■ **WHAT YOU SHOULD DO**
Output every line below without omitting or altering anything.

■ **RECORDS SUPPLIED**
☆ ☆ ☆ ☆

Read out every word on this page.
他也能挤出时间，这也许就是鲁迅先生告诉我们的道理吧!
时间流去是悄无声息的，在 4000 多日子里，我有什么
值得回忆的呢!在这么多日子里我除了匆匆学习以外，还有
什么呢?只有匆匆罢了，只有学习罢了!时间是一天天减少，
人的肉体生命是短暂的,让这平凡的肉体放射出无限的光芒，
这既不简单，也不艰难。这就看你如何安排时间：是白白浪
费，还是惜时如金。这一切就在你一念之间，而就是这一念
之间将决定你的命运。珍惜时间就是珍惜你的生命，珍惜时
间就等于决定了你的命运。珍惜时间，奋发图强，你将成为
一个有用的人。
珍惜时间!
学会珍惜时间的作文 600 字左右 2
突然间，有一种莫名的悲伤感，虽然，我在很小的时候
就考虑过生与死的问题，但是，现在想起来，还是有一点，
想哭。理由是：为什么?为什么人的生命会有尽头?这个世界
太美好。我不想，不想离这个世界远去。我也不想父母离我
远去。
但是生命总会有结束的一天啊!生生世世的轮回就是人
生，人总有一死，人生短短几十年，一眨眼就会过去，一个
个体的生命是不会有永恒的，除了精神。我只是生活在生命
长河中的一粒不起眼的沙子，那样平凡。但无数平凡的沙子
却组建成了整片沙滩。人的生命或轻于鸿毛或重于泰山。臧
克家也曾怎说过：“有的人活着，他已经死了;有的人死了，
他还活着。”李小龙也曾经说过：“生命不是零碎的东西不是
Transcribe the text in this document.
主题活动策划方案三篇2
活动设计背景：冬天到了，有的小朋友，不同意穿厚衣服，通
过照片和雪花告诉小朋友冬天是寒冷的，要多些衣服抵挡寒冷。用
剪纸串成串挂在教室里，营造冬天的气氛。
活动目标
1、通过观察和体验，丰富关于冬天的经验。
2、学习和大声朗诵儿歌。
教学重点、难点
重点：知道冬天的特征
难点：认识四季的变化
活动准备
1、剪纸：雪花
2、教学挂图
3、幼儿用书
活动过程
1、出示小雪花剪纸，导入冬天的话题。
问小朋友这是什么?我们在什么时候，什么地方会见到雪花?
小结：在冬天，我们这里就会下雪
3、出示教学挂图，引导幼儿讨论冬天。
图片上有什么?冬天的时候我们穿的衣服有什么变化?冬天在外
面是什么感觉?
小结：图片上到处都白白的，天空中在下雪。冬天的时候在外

☆ ☆ ☆ ☆

■ **THE COMPLETED TASK**
Read out every word on this page.
他也能挤出时间，这也许就是鲁迅先生告诉我们的道理吧!
时间流去是悄无声息的，在 4000 多日子里，我有什么
值得回忆的呢!在这么多日子里我除了匆匆学习以外，还有
什么呢?只有匆匆罢了，只有学习罢了!时间是一天天减少，
人的肉体生命是短暂的,让这平凡的肉体放射出无限的光芒，
这既不简单，也不艰难。这就看你如何安排时间：是白白浪
费，还是惜时如金。这一切就在你一念之间，而就是这一念
之间将决定你的命运。珍惜时间就是珍惜你的生命，珍惜时
间就等于决定了你的命运。珍惜时间，奋发图强，你将成为
一个有用的人。
珍惜时间!
学会珍惜时间的作文 600 字左右 2
突然间，有一种莫名的悲伤感，虽然，我在很小的时候
就考虑过生与死的问题，但是，现在想起来，还是有一点，
想哭。理由是：为什么?为什么人的生命会有尽头?这个世界
太美好。我不想，不想离这个世界远去。我也不想父母离我
远去。
但是生命总会有结束的一天啊!生生世世的轮回就是人
生，人总有一死，人生短短几十年，一眨眼就会过去，一个
个体的生命是不会有永恒的，除了精神。我只是生活在生命
长河中的一粒不起眼的沙子，那样平凡。但无数平凡的沙子
却组建成了整片沙滩。人的生命或轻于鸿毛或重于泰山。臧
克家也曾怎说过：“有的人活着，他已经死了;有的人死了，
他还活着。”李小龙也曾经说过：“生命不是零碎的东西不是
Transcribe the text in this document.
主题活动策划方案三篇2
活动设计背景：冬天到了，有的小朋友，不同意穿厚衣服，通
过照片和雪花告诉小朋友冬天是寒冷的，要多些衣服抵挡寒冷。用
剪纸串成串挂在教室里，营造冬天的气氛。
活动目标
1、通过观察和体验，丰富关于冬天的经验。
2、学习和大声朗诵儿歌。
教学重点、难点
重点：知道冬天的特征
难点：认识四季的变化
活动准备
1、剪纸：雪花
2、教学挂图
3、幼儿用书
活动过程
1、出示小雪花剪纸，导入冬天的话题。
问小朋友这是什么?我们在什么时候，什么地方会见到雪花?
小结：在冬天，我们这里就会下雪
3、出示教学挂图，引导幼儿讨论冬天。
图片上有什么?冬天的时候我们穿的衣服有什么变化?冬天在外
面是什么感觉?
小结：图片上到处都白白的，天空中在下雪。冬天的时候在外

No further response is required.